*** Input material ***

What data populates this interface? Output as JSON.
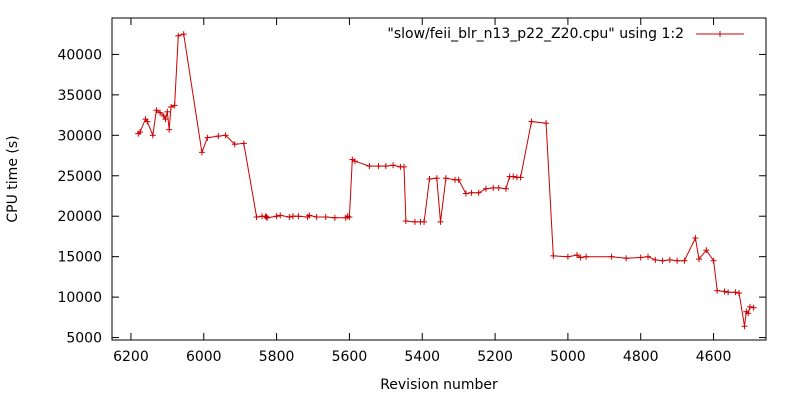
{
  "chart_data": {
    "type": "line",
    "xlabel": "Revision number",
    "ylabel": "CPU time (s)",
    "xlim": [
      6252,
      4456
    ],
    "ylim": [
      4700,
      44500
    ],
    "x_reversed": true,
    "x_ticks": [
      6200,
      6000,
      5800,
      5600,
      5400,
      5200,
      5000,
      4800,
      4600
    ],
    "y_ticks": [
      5000,
      10000,
      15000,
      20000,
      25000,
      30000,
      35000,
      40000
    ],
    "grid": false,
    "legend_position": "top-right",
    "series_color": "#cc0000",
    "marker": "plus",
    "series": [
      {
        "name": "\"slow/feii_blr_n13_p22_Z20.cpu\" using 1:2",
        "x": [
          6180,
          6175,
          6160,
          6155,
          6140,
          6130,
          6120,
          6110,
          6105,
          6100,
          6095,
          6090,
          6080,
          6070,
          6055,
          6005,
          5990,
          5960,
          5940,
          5915,
          5890,
          5855,
          5840,
          5830,
          5828,
          5826,
          5800,
          5790,
          5765,
          5755,
          5740,
          5715,
          5710,
          5690,
          5665,
          5640,
          5610,
          5605,
          5600,
          5592,
          5585,
          5545,
          5520,
          5500,
          5480,
          5460,
          5450,
          5445,
          5420,
          5405,
          5395,
          5380,
          5360,
          5350,
          5335,
          5310,
          5300,
          5280,
          5265,
          5245,
          5225,
          5205,
          5190,
          5170,
          5160,
          5150,
          5140,
          5130,
          5100,
          5060,
          5040,
          5000,
          4975,
          4965,
          4950,
          4880,
          4840,
          4800,
          4780,
          4760,
          4740,
          4720,
          4700,
          4680,
          4650,
          4640,
          4620,
          4600,
          4590,
          4570,
          4560,
          4540,
          4530,
          4515,
          4510,
          4505,
          4500,
          4490
        ],
        "y": [
          30200,
          30400,
          32000,
          31700,
          30000,
          33100,
          32800,
          32400,
          32000,
          32900,
          30700,
          33500,
          33700,
          42300,
          42500,
          27900,
          29700,
          29900,
          30000,
          28900,
          29000,
          19900,
          20000,
          20000,
          19900,
          19800,
          20000,
          20100,
          19900,
          20000,
          20000,
          19900,
          20100,
          19900,
          19900,
          19800,
          19800,
          20000,
          19900,
          27000,
          26800,
          26200,
          26200,
          26200,
          26300,
          26100,
          26100,
          19400,
          19300,
          19300,
          19300,
          24600,
          24700,
          19300,
          24700,
          24500,
          24500,
          22800,
          22900,
          22900,
          23400,
          23500,
          23500,
          23400,
          24900,
          24900,
          24800,
          24800,
          31700,
          31500,
          15100,
          15000,
          15200,
          14900,
          15000,
          15000,
          14800,
          14900,
          15000,
          14600,
          14500,
          14600,
          14500,
          14500,
          17300,
          14700,
          15800,
          14500,
          10800,
          10700,
          10600,
          10600,
          10500,
          6400,
          8200,
          8000,
          8800,
          8700
        ]
      }
    ]
  }
}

***

Exercise prompt
Word for word, quote the lines above. Omit the pictures.

Complete response
What data populates this interface? Output as JSON.
{
  "chart_data": {
    "type": "line",
    "xlabel": "Revision number",
    "ylabel": "CPU time (s)",
    "xlim": [
      6252,
      4456
    ],
    "ylim": [
      4700,
      44500
    ],
    "x_reversed": true,
    "x_ticks": [
      6200,
      6000,
      5800,
      5600,
      5400,
      5200,
      5000,
      4800,
      4600
    ],
    "y_ticks": [
      5000,
      10000,
      15000,
      20000,
      25000,
      30000,
      35000,
      40000
    ],
    "grid": false,
    "legend_position": "top-right",
    "series_color": "#cc0000",
    "marker": "plus",
    "series": [
      {
        "name": "\"slow/feii_blr_n13_p22_Z20.cpu\" using 1:2",
        "x": [
          6180,
          6175,
          6160,
          6155,
          6140,
          6130,
          6120,
          6110,
          6105,
          6100,
          6095,
          6090,
          6080,
          6070,
          6055,
          6005,
          5990,
          5960,
          5940,
          5915,
          5890,
          5855,
          5840,
          5830,
          5828,
          5826,
          5800,
          5790,
          5765,
          5755,
          5740,
          5715,
          5710,
          5690,
          5665,
          5640,
          5610,
          5605,
          5600,
          5592,
          5585,
          5545,
          5520,
          5500,
          5480,
          5460,
          5450,
          5445,
          5420,
          5405,
          5395,
          5380,
          5360,
          5350,
          5335,
          5310,
          5300,
          5280,
          5265,
          5245,
          5225,
          5205,
          5190,
          5170,
          5160,
          5150,
          5140,
          5130,
          5100,
          5060,
          5040,
          5000,
          4975,
          4965,
          4950,
          4880,
          4840,
          4800,
          4780,
          4760,
          4740,
          4720,
          4700,
          4680,
          4650,
          4640,
          4620,
          4600,
          4590,
          4570,
          4560,
          4540,
          4530,
          4515,
          4510,
          4505,
          4500,
          4490
        ],
        "y": [
          30200,
          30400,
          32000,
          31700,
          30000,
          33100,
          32800,
          32400,
          32000,
          32900,
          30700,
          33500,
          33700,
          42300,
          42500,
          27900,
          29700,
          29900,
          30000,
          28900,
          29000,
          19900,
          20000,
          20000,
          19900,
          19800,
          20000,
          20100,
          19900,
          20000,
          20000,
          19900,
          20100,
          19900,
          19900,
          19800,
          19800,
          20000,
          19900,
          27000,
          26800,
          26200,
          26200,
          26200,
          26300,
          26100,
          26100,
          19400,
          19300,
          19300,
          19300,
          24600,
          24700,
          19300,
          24700,
          24500,
          24500,
          22800,
          22900,
          22900,
          23400,
          23500,
          23500,
          23400,
          24900,
          24900,
          24800,
          24800,
          31700,
          31500,
          15100,
          15000,
          15200,
          14900,
          15000,
          15000,
          14800,
          14900,
          15000,
          14600,
          14500,
          14600,
          14500,
          14500,
          17300,
          14700,
          15800,
          14500,
          10800,
          10700,
          10600,
          10600,
          10500,
          6400,
          8200,
          8000,
          8800,
          8700
        ]
      }
    ]
  }
}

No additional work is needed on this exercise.